* [Exercise objective]:
Return each line of the data below exactly, omitting any pictures.

* [Data items]:
☆ ☆ ☆ ☆

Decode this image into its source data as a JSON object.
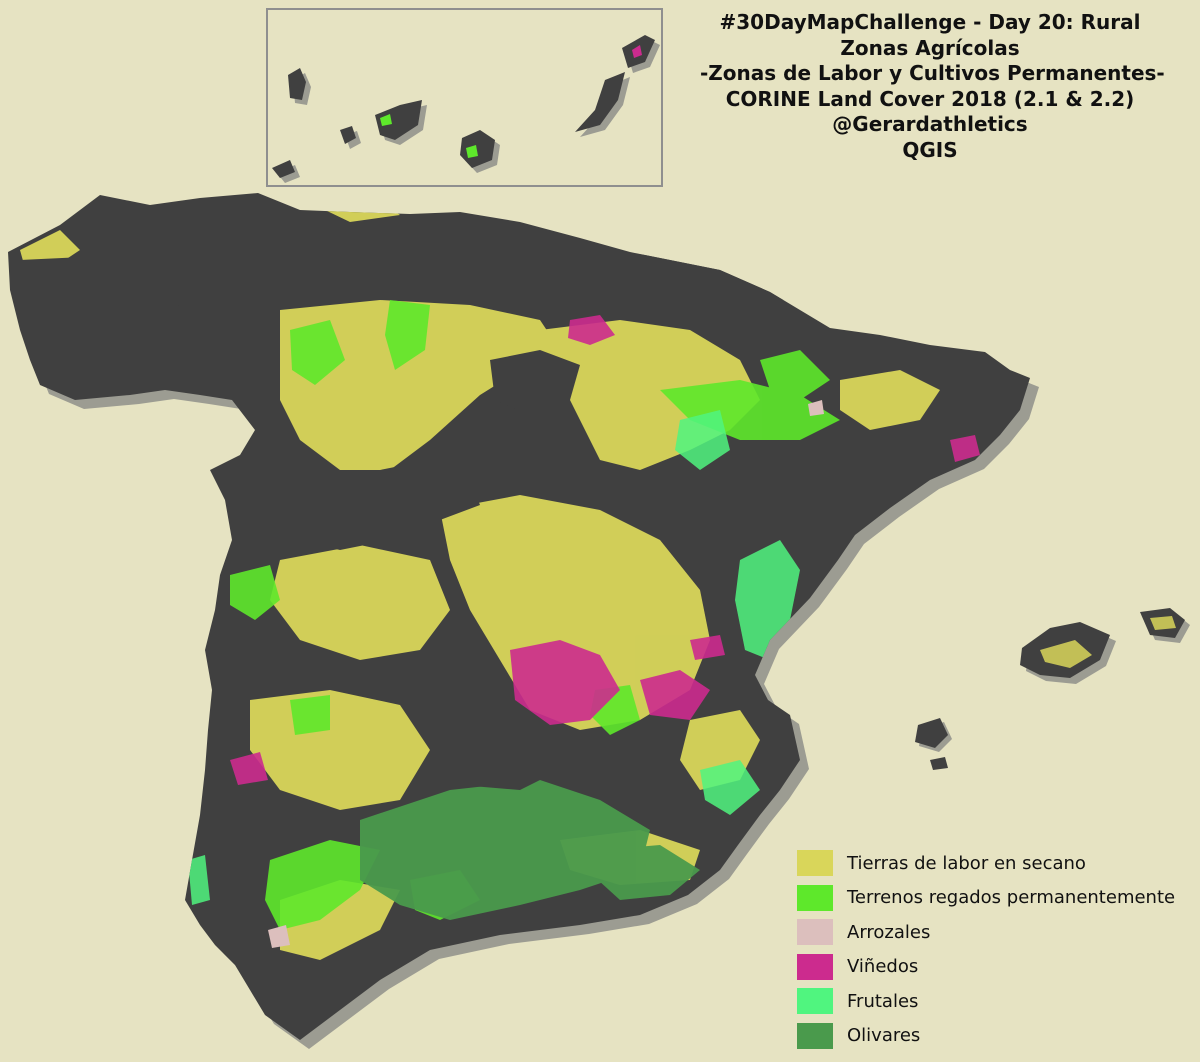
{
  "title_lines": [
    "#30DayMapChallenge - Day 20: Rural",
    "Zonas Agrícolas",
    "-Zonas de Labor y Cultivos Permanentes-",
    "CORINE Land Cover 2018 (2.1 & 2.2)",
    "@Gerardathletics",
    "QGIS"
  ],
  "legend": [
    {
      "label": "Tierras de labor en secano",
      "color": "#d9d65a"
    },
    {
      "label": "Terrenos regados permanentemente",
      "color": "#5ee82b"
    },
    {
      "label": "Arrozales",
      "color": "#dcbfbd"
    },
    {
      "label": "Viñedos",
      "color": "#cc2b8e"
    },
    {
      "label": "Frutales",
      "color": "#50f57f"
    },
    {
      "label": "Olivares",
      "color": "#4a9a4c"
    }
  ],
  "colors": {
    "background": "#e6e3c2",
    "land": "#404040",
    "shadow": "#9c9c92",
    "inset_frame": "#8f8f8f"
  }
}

☆ ☆ ☆ ☆

* [In response]:
Decode this image into its source data as a JSON object.
{
  "title_lines": [
    "#30DayMapChallenge - Day 20: Rural",
    "Zonas Agrícolas",
    "-Zonas de Labor y Cultivos Permanentes-",
    "CORINE Land Cover 2018 (2.1 & 2.2)",
    "@Gerardathletics",
    "QGIS"
  ],
  "legend": [
    {
      "label": "Tierras de labor en secano",
      "color": "#d9d65a"
    },
    {
      "label": "Terrenos regados permanentemente",
      "color": "#5ee82b"
    },
    {
      "label": "Arrozales",
      "color": "#dcbfbd"
    },
    {
      "label": "Viñedos",
      "color": "#cc2b8e"
    },
    {
      "label": "Frutales",
      "color": "#50f57f"
    },
    {
      "label": "Olivares",
      "color": "#4a9a4c"
    }
  ],
  "colors": {
    "background": "#e6e3c2",
    "land": "#404040",
    "shadow": "#9c9c92",
    "inset_frame": "#8f8f8f"
  }
}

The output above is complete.